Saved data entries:
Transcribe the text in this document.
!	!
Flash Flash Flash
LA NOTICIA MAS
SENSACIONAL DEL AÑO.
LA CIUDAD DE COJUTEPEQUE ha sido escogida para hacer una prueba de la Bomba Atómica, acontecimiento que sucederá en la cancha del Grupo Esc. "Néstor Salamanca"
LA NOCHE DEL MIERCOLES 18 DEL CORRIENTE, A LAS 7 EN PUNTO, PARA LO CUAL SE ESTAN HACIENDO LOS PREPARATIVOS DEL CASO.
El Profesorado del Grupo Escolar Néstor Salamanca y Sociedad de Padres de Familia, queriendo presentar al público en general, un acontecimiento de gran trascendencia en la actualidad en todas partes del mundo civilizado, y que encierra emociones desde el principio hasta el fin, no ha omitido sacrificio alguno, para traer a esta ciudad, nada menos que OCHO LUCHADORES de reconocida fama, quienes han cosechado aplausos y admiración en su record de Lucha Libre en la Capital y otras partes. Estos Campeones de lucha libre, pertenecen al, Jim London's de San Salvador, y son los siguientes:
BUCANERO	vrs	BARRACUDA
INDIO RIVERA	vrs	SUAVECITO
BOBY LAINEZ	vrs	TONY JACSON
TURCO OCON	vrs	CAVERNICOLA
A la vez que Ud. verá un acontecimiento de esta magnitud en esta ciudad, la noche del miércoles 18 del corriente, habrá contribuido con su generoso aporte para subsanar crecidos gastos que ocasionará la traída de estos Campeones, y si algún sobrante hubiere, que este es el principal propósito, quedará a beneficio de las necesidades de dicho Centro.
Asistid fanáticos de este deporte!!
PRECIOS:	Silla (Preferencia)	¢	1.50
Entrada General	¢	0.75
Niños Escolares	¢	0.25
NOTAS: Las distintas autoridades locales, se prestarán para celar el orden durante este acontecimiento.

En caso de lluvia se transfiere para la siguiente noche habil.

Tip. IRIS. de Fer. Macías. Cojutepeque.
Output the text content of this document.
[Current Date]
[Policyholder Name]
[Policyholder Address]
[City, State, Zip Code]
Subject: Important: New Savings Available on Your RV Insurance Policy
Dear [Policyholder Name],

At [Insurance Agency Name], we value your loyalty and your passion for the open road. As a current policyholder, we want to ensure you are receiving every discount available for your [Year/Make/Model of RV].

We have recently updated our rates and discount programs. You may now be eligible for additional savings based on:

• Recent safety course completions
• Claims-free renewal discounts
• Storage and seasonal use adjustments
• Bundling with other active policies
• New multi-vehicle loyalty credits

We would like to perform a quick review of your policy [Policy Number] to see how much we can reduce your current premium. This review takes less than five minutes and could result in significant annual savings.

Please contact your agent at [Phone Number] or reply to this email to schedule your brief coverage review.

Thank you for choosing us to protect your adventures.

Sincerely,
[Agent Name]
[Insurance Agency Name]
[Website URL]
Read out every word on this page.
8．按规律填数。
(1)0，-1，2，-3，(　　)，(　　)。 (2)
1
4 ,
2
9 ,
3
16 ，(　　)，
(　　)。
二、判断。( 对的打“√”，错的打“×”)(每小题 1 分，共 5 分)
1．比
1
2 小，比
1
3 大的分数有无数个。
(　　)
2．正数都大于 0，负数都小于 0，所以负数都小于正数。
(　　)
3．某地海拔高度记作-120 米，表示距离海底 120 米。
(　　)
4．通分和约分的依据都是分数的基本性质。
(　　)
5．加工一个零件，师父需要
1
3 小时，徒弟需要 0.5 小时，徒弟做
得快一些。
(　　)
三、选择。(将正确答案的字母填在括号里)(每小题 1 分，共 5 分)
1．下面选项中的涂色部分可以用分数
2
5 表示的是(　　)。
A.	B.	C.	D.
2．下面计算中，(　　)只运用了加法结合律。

• _Aim_
Every entry must be retyped in full, exactly as given.

• _Full response_
Transcribe the text in this document.
!	!
Flash Flash Flash
LA NOTICIA MAS
SENSACIONAL DEL AÑO.
LA CIUDAD DE COJUTEPEQUE ha sido escogida para hacer una prueba de la Bomba Atómica, acontecimiento que sucederá en la cancha del Grupo Esc. "Néstor Salamanca"
LA NOCHE DEL MIERCOLES 18 DEL CORRIENTE, A LAS 7 EN PUNTO, PARA LO CUAL SE ESTAN HACIENDO LOS PREPARATIVOS DEL CASO.
El Profesorado del Grupo Escolar Néstor Salamanca y Sociedad de Padres de Familia, queriendo presentar al público en general, un acontecimiento de gran trascendencia en la actualidad en todas partes del mundo civilizado, y que encierra emociones desde el principio hasta el fin, no ha omitido sacrificio alguno, para traer a esta ciudad, nada menos que OCHO LUCHADORES de reconocida fama, quienes han cosechado aplausos y admiración en su record de Lucha Libre en la Capital y otras partes. Estos Campeones de lucha libre, pertenecen al, Jim London's de San Salvador, y son los siguientes:
BUCANERO	vrs	BARRACUDA
INDIO RIVERA	vrs	SUAVECITO
BOBY LAINEZ	vrs	TONY JACSON
TURCO OCON	vrs	CAVERNICOLA
A la vez que Ud. verá un acontecimiento de esta magnitud en esta ciudad, la noche del miércoles 18 del corriente, habrá contribuido con su generoso aporte para subsanar crecidos gastos que ocasionará la traída de estos Campeones, y si algún sobrante hubiere, que este es el principal propósito, quedará a beneficio de las necesidades de dicho Centro.
Asistid fanáticos de este deporte!!
PRECIOS:	Silla (Preferencia)	¢	1.50
Entrada General	¢	0.75
Niños Escolares	¢	0.25
NOTAS: Las distintas autoridades locales, se prestarán para celar el orden durante este acontecimiento.

En caso de lluvia se transfiere para la siguiente noche habil.

Tip. IRIS. de Fer. Macías. Cojutepeque.
Output the text content of this document.
[Current Date]
[Policyholder Name]
[Policyholder Address]
[City, State, Zip Code]
Subject: Important: New Savings Available on Your RV Insurance Policy
Dear [Policyholder Name],

At [Insurance Agency Name], we value your loyalty and your passion for the open road. As a current policyholder, we want to ensure you are receiving every discount available for your [Year/Make/Model of RV].

We have recently updated our rates and discount programs. You may now be eligible for additional savings based on:

• Recent safety course completions
• Claims-free renewal discounts
• Storage and seasonal use adjustments
• Bundling with other active policies
• New multi-vehicle loyalty credits

We would like to perform a quick review of your policy [Policy Number] to see how much we can reduce your current premium. This review takes less than five minutes and could result in significant annual savings.

Please contact your agent at [Phone Number] or reply to this email to schedule your brief coverage review.

Thank you for choosing us to protect your adventures.

Sincerely,
[Agent Name]
[Insurance Agency Name]
[Website URL]
Read out every word on this page.
8．按规律填数。
(1)0，-1，2，-3，(　　)，(　　)。 (2)
1
4 ,
2
9 ,
3
16 ，(　　)，
(　　)。
二、判断。( 对的打“√”，错的打“×”)(每小题 1 分，共 5 分)
1．比
1
2 小，比
1
3 大的分数有无数个。
(　　)
2．正数都大于 0，负数都小于 0，所以负数都小于正数。
(　　)
3．某地海拔高度记作-120 米，表示距离海底 120 米。
(　　)
4．通分和约分的依据都是分数的基本性质。
(　　)
5．加工一个零件，师父需要
1
3 小时，徒弟需要 0.5 小时，徒弟做
得快一些。
(　　)
三、选择。(将正确答案的字母填在括号里)(每小题 1 分，共 5 分)
1．下面选项中的涂色部分可以用分数
2
5 表示的是(　　)。
A.	B.	C.	D.
2．下面计算中，(　　)只运用了加法结合律。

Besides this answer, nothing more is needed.